=== Task requirements ===
Output the entries below exactly as written, omitting pictures.

=== The data ===
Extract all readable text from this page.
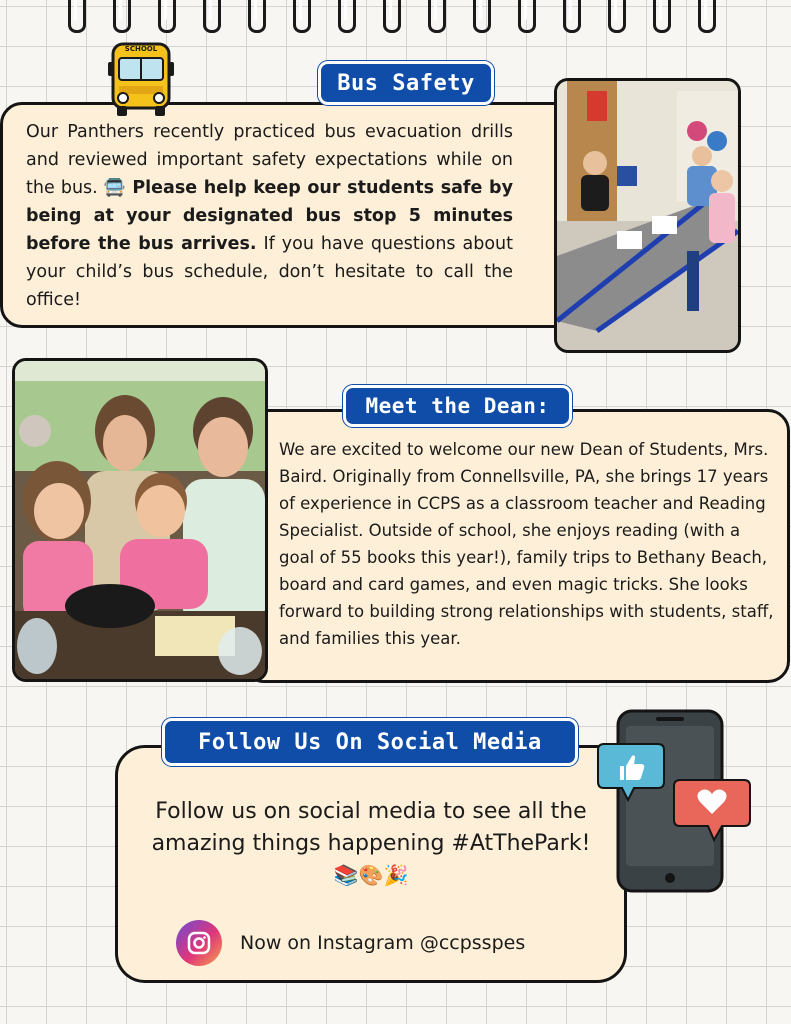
Our Panthers recently practiced bus evacuation drills and reviewed important safety expectations while on the bus. 🚍 Please help keep our students safe by being at your designated bus stop 5 minutes before the bus arrives. If you have questions about your child’s bus schedule, don’t hesitate to call the office!
Bus Safety
SCHOOL
We are excited to welcome our new Dean of Students, Mrs. Baird. Originally from Connellsville, PA, she brings 17 years of experience in CCPS as a classroom teacher and Reading Specialist. Outside of school, she enjoys reading (with a goal of 55 books this year!), family trips to Bethany Beach, board and card games, and even magic tricks. She looks forward to building strong relationships with students, staff, and families this year.
Meet the Dean:
Follow us on social media to see all the
amazing things happening #AtThePark!
📚🎨🎉
Follow Us On Social Media
Now on Instagram @ccpsspes
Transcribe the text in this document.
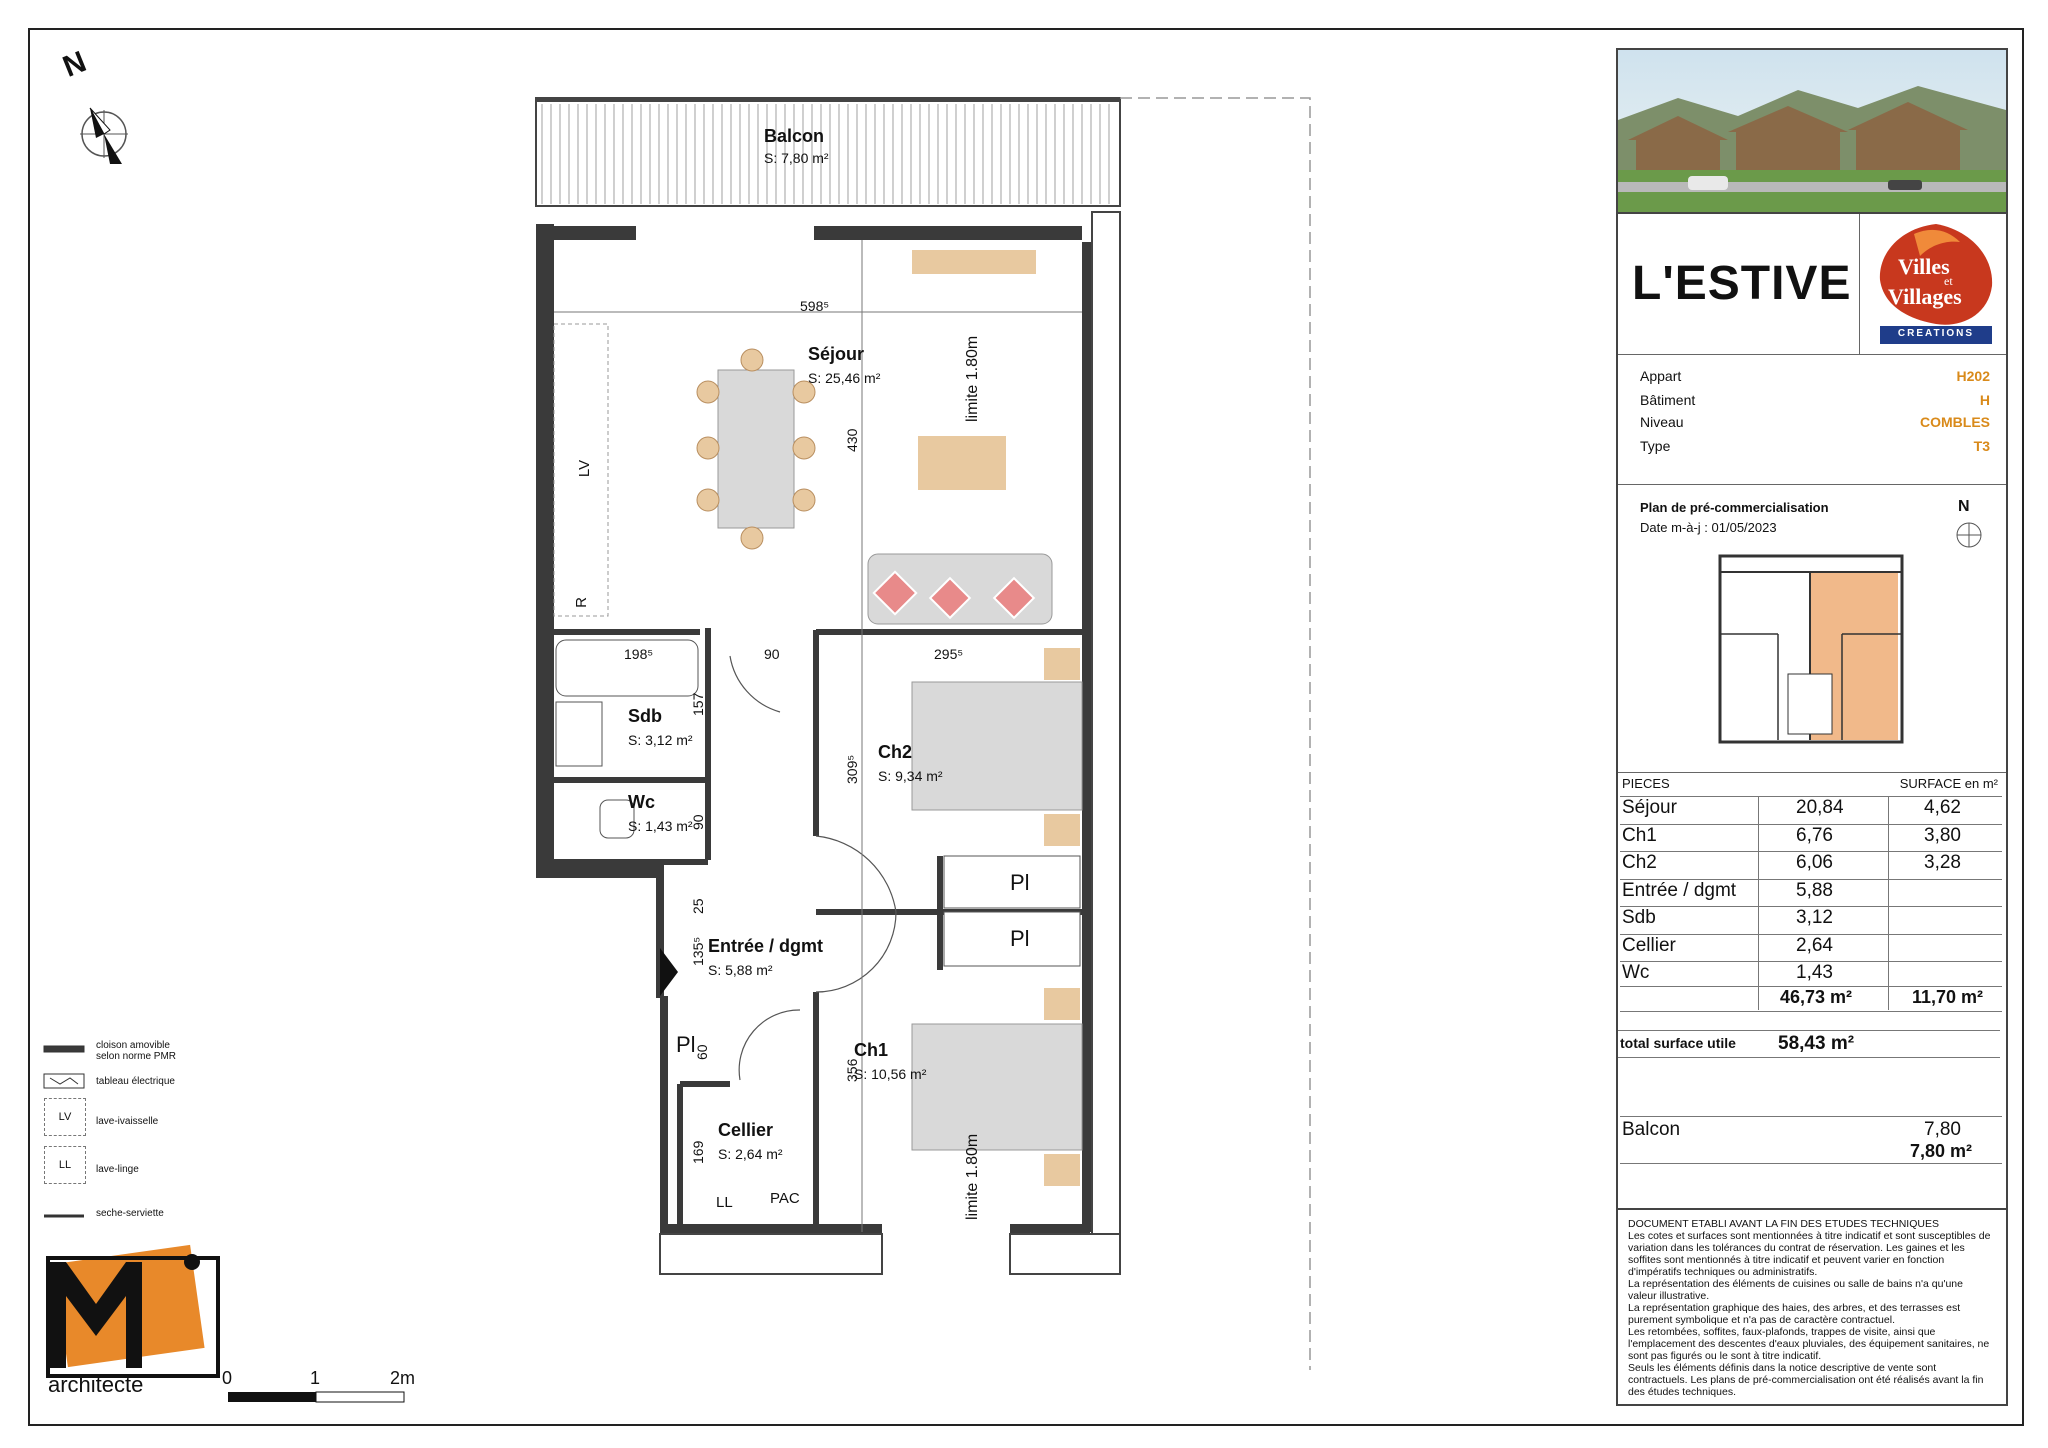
Balcon
S: 7,80 m²
Séjour
S: 25,46 m²
Sdb
S: 3,12 m²
Wc
S: 1,43 m²
Ch2
S: 9,34 m²
Entrée / dgmt
S: 5,88 m²
Ch1
S: 10,56 m²
Cellier
S: 2,64 m²
598⁵
430
198⁵	90	295⁵
157
309⁵
90
25
135⁵
60
356
169
limite 1.80m
limite 1.80m
LV
R
Pl
Pl
Pl
LL PAC
N
cloison amovible
selon norme PMR
tableau électrique
LV	lave-ivaisselle
LL	lave-linge
seche-serviette
architecte	0	1	2m
L'ESTIVE Villes
et
Villages
CREATIONS
Appart	H202
Bâtiment	H
Niveau	COMBLES
Type	T3
Plan de pré-commercialisation
Date m-à-j : 01/05/2023
N
PIECES	SURFACE en m²
Séjour	20,84	4,62
Ch1	6,76	3,80
Ch2	6,06	3,28
Entrée / dgmt	5,88
Sdb	3,12
Cellier	2,64
Wc	1,43
46,73 m²	11,70 m²
total surface utile 58,43 m²
Balcon	7,80
7,80 m²
DOCUMENT ETABLI AVANT LA FIN DES ETUDES TECHNIQUES
Les cotes et surfaces sont mentionnées à titre indicatif et sont susceptibles de
variation dans les tolérances du contrat de réservation. Les gaines et les
soffites sont mentionnés à titre indicatif et peuvent varier en fonction
d'impératifs techniques ou administratifs.
La représentation des éléments de cuisines ou salle de bains n'a qu'une
valeur illustrative.
La représentation graphique des haies, des arbres, et des terrasses est
purement symbolique et n'a pas de caractère contractuel.
Les retombées, soffites, faux-plafonds, trappes de visite, ainsi que
l'emplacement des descentes d'eaux pluviales, des équipement sanitaires, ne
sont pas figurés ou le sont à titre indicatif.
Seuls les éléments définis dans la notice descriptive de vente sont
contractuels. Les plans de pré-commercialisation ont été réalisés avant la fin
des études techniques.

=== Final result ===
Extract all readable text from this page.
Our Panthers recently practiced bus evacuation drills and reviewed important safety expectations while on the bus. 🚍 Please help keep our students safe by being at your designated bus stop 5 minutes before the bus arrives. If you have questions about your child’s bus schedule, don’t hesitate to call the office!
Bus Safety
SCHOOL
We are excited to welcome our new Dean of Students, Mrs. Baird. Originally from Connellsville, PA, she brings 17 years of experience in CCPS as a classroom teacher and Reading Specialist. Outside of school, she enjoys reading (with a goal of 55 books this year!), family trips to Bethany Beach, board and card games, and even magic tricks. She looks forward to building strong relationships with students, staff, and families this year.
Meet the Dean:
Follow us on social media to see all the
amazing things happening #AtThePark!
📚🎨🎉
Follow Us On Social Media
Now on Instagram @ccpsspes
Transcribe the text in this document.
Balcon
S: 7,80 m²
Séjour
S: 25,46 m²
Sdb
S: 3,12 m²
Wc
S: 1,43 m²
Ch2
S: 9,34 m²
Entrée / dgmt
S: 5,88 m²
Ch1
S: 10,56 m²
Cellier
S: 2,64 m²
598⁵
430
198⁵	90	295⁵
157
309⁵
90
25
135⁵
60
356
169
limite 1.80m
limite 1.80m
LV
R
Pl
Pl
Pl
LL PAC
N
cloison amovible
selon norme PMR
tableau électrique
LV	lave-ivaisselle
LL	lave-linge
seche-serviette
architecte	0	1	2m
L'ESTIVE Villes
et
Villages
CREATIONS
Appart	H202
Bâtiment	H
Niveau	COMBLES
Type	T3
Plan de pré-commercialisation
Date m-à-j : 01/05/2023
N
PIECES	SURFACE en m²
Séjour	20,84	4,62
Ch1	6,76	3,80
Ch2	6,06	3,28
Entrée / dgmt	5,88
Sdb	3,12
Cellier	2,64
Wc	1,43
46,73 m²	11,70 m²
total surface utile 58,43 m²
Balcon	7,80
7,80 m²
DOCUMENT ETABLI AVANT LA FIN DES ETUDES TECHNIQUES
Les cotes et surfaces sont mentionnées à titre indicatif et sont susceptibles de
variation dans les tolérances du contrat de réservation. Les gaines et les
soffites sont mentionnés à titre indicatif et peuvent varier en fonction
d'impératifs techniques ou administratifs.
La représentation des éléments de cuisines ou salle de bains n'a qu'une
valeur illustrative.
La représentation graphique des haies, des arbres, et des terrasses est
purement symbolique et n'a pas de caractère contractuel.
Les retombées, soffites, faux-plafonds, trappes de visite, ainsi que
l'emplacement des descentes d'eaux pluviales, des équipement sanitaires, ne
sont pas figurés ou le sont à titre indicatif.
Seuls les éléments définis dans la notice descriptive de vente sont
contractuels. Les plans de pré-commercialisation ont été réalisés avant la fin
des études techniques.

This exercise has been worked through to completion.